--- begin Supplied information ---
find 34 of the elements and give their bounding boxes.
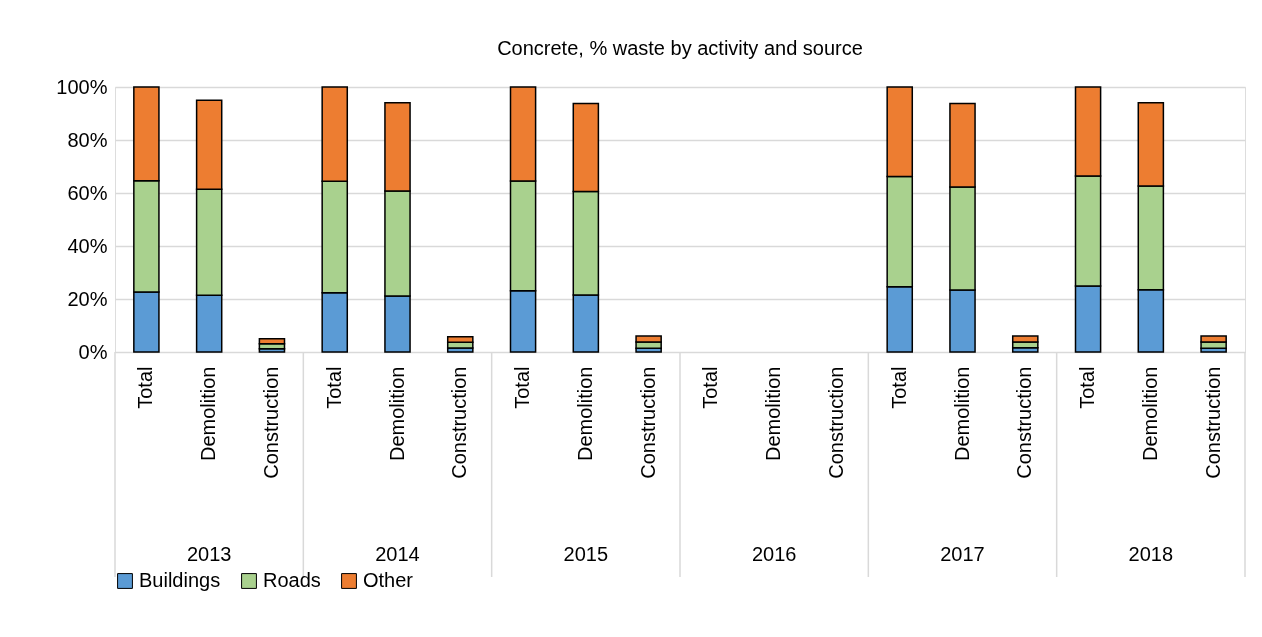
y-tick-label: 60% [67,181,108,204]
y-tick-label: 80% [67,128,108,151]
text: 2016 [751,543,797,565]
x-tick-label: Construction [824,366,847,479]
x-tick-label: Demolition [762,366,785,461]
x-tick-label: Construction [1013,366,1036,479]
x-tick-label: Construction [259,366,282,479]
y-tick-label: 100% [56,75,108,98]
x-tick-label: Total [134,366,157,409]
x-tick-label: Total [1076,366,1099,409]
x-tick-label: Construction [636,366,659,479]
x-tick-label: Demolition [197,366,220,461]
x-tick-label: Total [699,366,722,409]
x-tick-label: Construction [1201,366,1224,479]
x-tick-label: Demolition [950,366,973,461]
legend-label: Roads [263,569,321,591]
x-tick-label: Demolition [1138,366,1161,461]
legend-label: Other [363,569,414,591]
text: 2014 [375,543,420,565]
x-tick-label: Total [511,366,534,409]
text: 2013 [186,543,232,565]
x-tick-label: Demolition [573,366,596,461]
x-tick-label: Total [322,366,345,409]
y-tick-label: 20% [67,287,108,310]
chart-title: Concrete, % waste by activity and source [497,37,863,59]
text: 2018 [1128,543,1174,565]
x-tick-label: Demolition [385,366,408,461]
y-tick-label: 0% [78,340,108,363]
x-tick-label: Construction [448,366,471,479]
y-tick-label: 40% [67,234,108,257]
text: 2015 [563,543,609,565]
x-tick-label: Total [887,366,910,409]
legend-label: Buildings [139,569,221,591]
text: 2017 [940,543,985,565]
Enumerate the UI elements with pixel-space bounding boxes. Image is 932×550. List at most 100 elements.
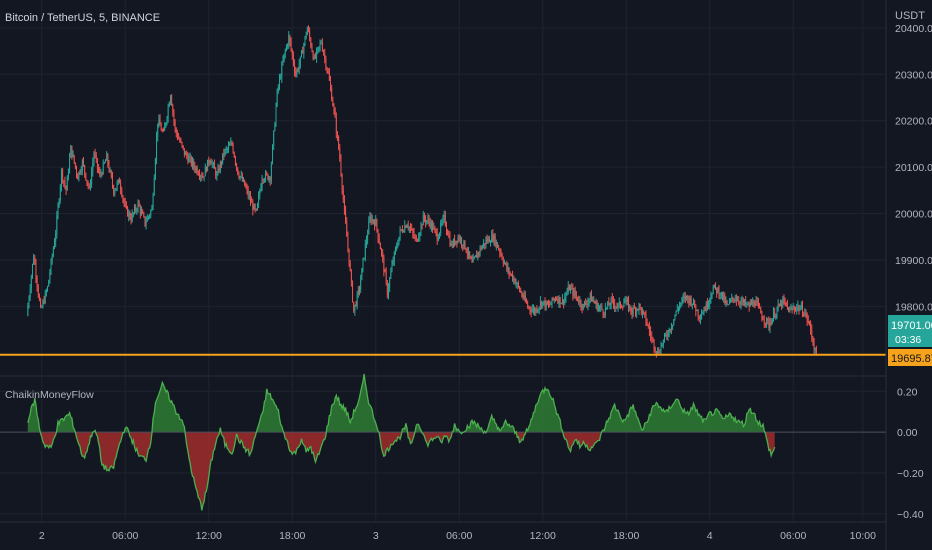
candle[interactable]	[749, 298, 751, 308]
candle[interactable]	[372, 219, 374, 225]
candle[interactable]	[391, 259, 393, 273]
candle[interactable]	[710, 291, 712, 304]
candle[interactable]	[593, 296, 595, 304]
candle[interactable]	[677, 306, 679, 314]
candle[interactable]	[350, 269, 352, 287]
candle[interactable]	[175, 127, 177, 138]
candle[interactable]	[814, 347, 816, 354]
candle[interactable]	[541, 300, 543, 310]
candle[interactable]	[659, 348, 661, 354]
candle[interactable]	[131, 209, 133, 223]
candle[interactable]	[777, 299, 779, 312]
candle[interactable]	[342, 185, 344, 203]
candle[interactable]	[100, 168, 102, 179]
candle[interactable]	[318, 46, 320, 53]
candle[interactable]	[713, 284, 715, 289]
candle[interactable]	[445, 221, 447, 236]
candle[interactable]	[522, 292, 524, 300]
candle[interactable]	[525, 298, 527, 304]
candle[interactable]	[101, 171, 103, 177]
candle[interactable]	[374, 218, 376, 231]
candle[interactable]	[327, 68, 329, 75]
candle[interactable]	[303, 42, 305, 59]
candle[interactable]	[641, 307, 643, 319]
candle[interactable]	[88, 183, 90, 190]
candle[interactable]	[305, 31, 307, 40]
candle[interactable]	[284, 48, 286, 59]
candle[interactable]	[798, 304, 800, 315]
candle[interactable]	[516, 281, 518, 290]
candle[interactable]	[442, 214, 444, 226]
candle[interactable]	[782, 295, 784, 309]
candle[interactable]	[748, 301, 750, 312]
candle[interactable]	[42, 299, 44, 309]
candle[interactable]	[218, 164, 220, 174]
candle[interactable]	[421, 223, 423, 230]
candle[interactable]	[626, 296, 628, 306]
candle[interactable]	[256, 202, 258, 211]
candle[interactable]	[152, 192, 154, 211]
candle[interactable]	[239, 175, 241, 181]
candle[interactable]	[658, 347, 660, 355]
candle[interactable]	[778, 303, 780, 307]
candle[interactable]	[240, 170, 242, 179]
candle[interactable]	[517, 280, 519, 289]
candle[interactable]	[653, 338, 655, 353]
candle[interactable]	[433, 222, 435, 231]
candle[interactable]	[527, 300, 529, 309]
candle[interactable]	[415, 234, 417, 243]
candle[interactable]	[537, 308, 539, 314]
candle[interactable]	[448, 230, 450, 239]
candle[interactable]	[346, 217, 348, 237]
candle[interactable]	[727, 303, 729, 306]
candle[interactable]	[575, 290, 577, 301]
candle[interactable]	[362, 257, 364, 273]
candle[interactable]	[471, 255, 473, 263]
candle[interactable]	[306, 26, 308, 36]
candle[interactable]	[545, 300, 547, 311]
candle[interactable]	[640, 306, 642, 316]
candle[interactable]	[225, 145, 227, 155]
candle[interactable]	[694, 299, 696, 308]
candle[interactable]	[781, 299, 783, 310]
candle[interactable]	[523, 290, 525, 301]
candle[interactable]	[297, 67, 299, 73]
candle[interactable]	[785, 302, 787, 307]
candle[interactable]	[799, 305, 801, 311]
candle[interactable]	[377, 228, 379, 244]
candle[interactable]	[636, 307, 638, 319]
candle[interactable]	[573, 287, 575, 299]
candle[interactable]	[249, 191, 251, 207]
candle[interactable]	[618, 297, 620, 309]
candle[interactable]	[494, 233, 496, 248]
candle[interactable]	[418, 232, 420, 242]
candle[interactable]	[360, 274, 362, 294]
candle[interactable]	[79, 169, 81, 176]
candle[interactable]	[98, 163, 100, 174]
candle[interactable]	[597, 302, 599, 313]
candle[interactable]	[638, 302, 640, 315]
candle[interactable]	[432, 220, 434, 234]
candle[interactable]	[574, 286, 576, 299]
candle[interactable]	[320, 40, 322, 45]
candle[interactable]	[532, 304, 534, 315]
candle[interactable]	[319, 39, 321, 52]
candle[interactable]	[294, 59, 296, 77]
candle[interactable]	[509, 271, 511, 276]
candle[interactable]	[585, 298, 587, 306]
candle[interactable]	[289, 34, 291, 47]
candle[interactable]	[29, 284, 31, 301]
candle[interactable]	[550, 301, 552, 306]
candle[interactable]	[738, 296, 740, 306]
candle[interactable]	[359, 285, 361, 296]
candle[interactable]	[764, 322, 766, 328]
candle[interactable]	[686, 295, 688, 301]
candle[interactable]	[459, 235, 461, 245]
candle[interactable]	[566, 287, 568, 296]
candle[interactable]	[441, 218, 443, 227]
candle[interactable]	[667, 329, 669, 341]
candle[interactable]	[570, 284, 572, 294]
candle[interactable]	[62, 167, 64, 184]
candle[interactable]	[222, 153, 224, 165]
--- end Supplied information ---
● What the task asks
Reproduce the data above with every "Demolition" swapped for "Teardown" and nothing else altered, omitting the pictures.

● Final answer
find 34 of the elements and give their bounding boxes.
y-tick-label: 60% [67,181,108,204]
y-tick-label: 80% [67,128,108,151]
text: 2016 [751,543,797,565]
x-tick-label: Construction [824,366,847,479]
x-tick-label: Teardown [762,366,785,461]
x-tick-label: Construction [1013,366,1036,479]
x-tick-label: Construction [259,366,282,479]
y-tick-label: 100% [56,75,108,98]
x-tick-label: Total [134,366,157,409]
x-tick-label: Total [1076,366,1099,409]
x-tick-label: Construction [636,366,659,479]
x-tick-label: Teardown [197,366,220,461]
x-tick-label: Total [699,366,722,409]
x-tick-label: Construction [1201,366,1224,479]
x-tick-label: Teardown [950,366,973,461]
legend-label: Roads [263,569,321,591]
x-tick-label: Teardown [1138,366,1161,461]
legend-label: Other [363,569,414,591]
text: 2014 [375,543,420,565]
x-tick-label: Total [511,366,534,409]
text: 2013 [186,543,232,565]
x-tick-label: Teardown [573,366,596,461]
x-tick-label: Total [322,366,345,409]
y-tick-label: 20% [67,287,108,310]
chart-title: Concrete, % waste by activity and source [497,37,863,59]
text: 2018 [1128,543,1174,565]
x-tick-label: Teardown [385,366,408,461]
y-tick-label: 0% [78,340,108,363]
x-tick-label: Construction [448,366,471,479]
y-tick-label: 40% [67,234,108,257]
text: 2015 [563,543,609,565]
x-tick-label: Total [887,366,910,409]
legend-label: Buildings [139,569,221,591]
text: 2017 [940,543,985,565]
Enumerate the UI elements with pixel-space bounding boxes. Image is 932×550. List at most 100 elements.
candle[interactable]	[749, 298, 751, 308]
candle[interactable]	[372, 219, 374, 225]
candle[interactable]	[391, 259, 393, 273]
candle[interactable]	[710, 291, 712, 304]
candle[interactable]	[593, 296, 595, 304]
candle[interactable]	[677, 306, 679, 314]
candle[interactable]	[350, 269, 352, 287]
candle[interactable]	[175, 127, 177, 138]
candle[interactable]	[814, 347, 816, 354]
candle[interactable]	[541, 300, 543, 310]
candle[interactable]	[659, 348, 661, 354]
candle[interactable]	[131, 209, 133, 223]
candle[interactable]	[777, 299, 779, 312]
candle[interactable]	[342, 185, 344, 203]
candle[interactable]	[100, 168, 102, 179]
candle[interactable]	[318, 46, 320, 53]
candle[interactable]	[713, 284, 715, 289]
candle[interactable]	[445, 221, 447, 236]
candle[interactable]	[522, 292, 524, 300]
candle[interactable]	[525, 298, 527, 304]
candle[interactable]	[101, 171, 103, 177]
candle[interactable]	[374, 218, 376, 231]
candle[interactable]	[327, 68, 329, 75]
candle[interactable]	[303, 42, 305, 59]
candle[interactable]	[641, 307, 643, 319]
candle[interactable]	[88, 183, 90, 190]
candle[interactable]	[305, 31, 307, 40]
candle[interactable]	[284, 48, 286, 59]
candle[interactable]	[798, 304, 800, 315]
candle[interactable]	[516, 281, 518, 290]
candle[interactable]	[442, 214, 444, 226]
candle[interactable]	[782, 295, 784, 309]
candle[interactable]	[748, 301, 750, 312]
candle[interactable]	[42, 299, 44, 309]
candle[interactable]	[218, 164, 220, 174]
candle[interactable]	[421, 223, 423, 230]
candle[interactable]	[626, 296, 628, 306]
candle[interactable]	[256, 202, 258, 211]
candle[interactable]	[152, 192, 154, 211]
candle[interactable]	[239, 175, 241, 181]
candle[interactable]	[658, 347, 660, 355]
candle[interactable]	[778, 303, 780, 307]
candle[interactable]	[240, 170, 242, 179]
candle[interactable]	[517, 280, 519, 289]
candle[interactable]	[653, 338, 655, 353]
candle[interactable]	[433, 222, 435, 231]
candle[interactable]	[527, 300, 529, 309]
candle[interactable]	[415, 234, 417, 243]
candle[interactable]	[537, 308, 539, 314]
candle[interactable]	[448, 230, 450, 239]
candle[interactable]	[346, 217, 348, 237]
candle[interactable]	[727, 303, 729, 306]
candle[interactable]	[575, 290, 577, 301]
candle[interactable]	[362, 257, 364, 273]
candle[interactable]	[471, 255, 473, 263]
candle[interactable]	[306, 26, 308, 36]
candle[interactable]	[545, 300, 547, 311]
candle[interactable]	[640, 306, 642, 316]
candle[interactable]	[225, 145, 227, 155]
candle[interactable]	[694, 299, 696, 308]
candle[interactable]	[781, 299, 783, 310]
candle[interactable]	[523, 290, 525, 301]
candle[interactable]	[297, 67, 299, 73]
candle[interactable]	[785, 302, 787, 307]
candle[interactable]	[799, 305, 801, 311]
candle[interactable]	[377, 228, 379, 244]
candle[interactable]	[636, 307, 638, 319]
candle[interactable]	[573, 287, 575, 299]
candle[interactable]	[249, 191, 251, 207]
candle[interactable]	[618, 297, 620, 309]
candle[interactable]	[494, 233, 496, 248]
candle[interactable]	[418, 232, 420, 242]
candle[interactable]	[360, 274, 362, 294]
candle[interactable]	[79, 169, 81, 176]
candle[interactable]	[98, 163, 100, 174]
candle[interactable]	[597, 302, 599, 313]
candle[interactable]	[638, 302, 640, 315]
candle[interactable]	[432, 220, 434, 234]
candle[interactable]	[574, 286, 576, 299]
candle[interactable]	[320, 40, 322, 45]
candle[interactable]	[532, 304, 534, 315]
candle[interactable]	[319, 39, 321, 52]
candle[interactable]	[294, 59, 296, 77]
candle[interactable]	[509, 271, 511, 276]
candle[interactable]	[585, 298, 587, 306]
candle[interactable]	[289, 34, 291, 47]
candle[interactable]	[29, 284, 31, 301]
candle[interactable]	[550, 301, 552, 306]
candle[interactable]	[738, 296, 740, 306]
candle[interactable]	[359, 285, 361, 296]
candle[interactable]	[764, 322, 766, 328]
candle[interactable]	[686, 295, 688, 301]
candle[interactable]	[459, 235, 461, 245]
candle[interactable]	[566, 287, 568, 296]
candle[interactable]	[441, 218, 443, 227]
candle[interactable]	[667, 329, 669, 341]
candle[interactable]	[570, 284, 572, 294]
candle[interactable]	[62, 167, 64, 184]
candle[interactable]	[222, 153, 224, 165]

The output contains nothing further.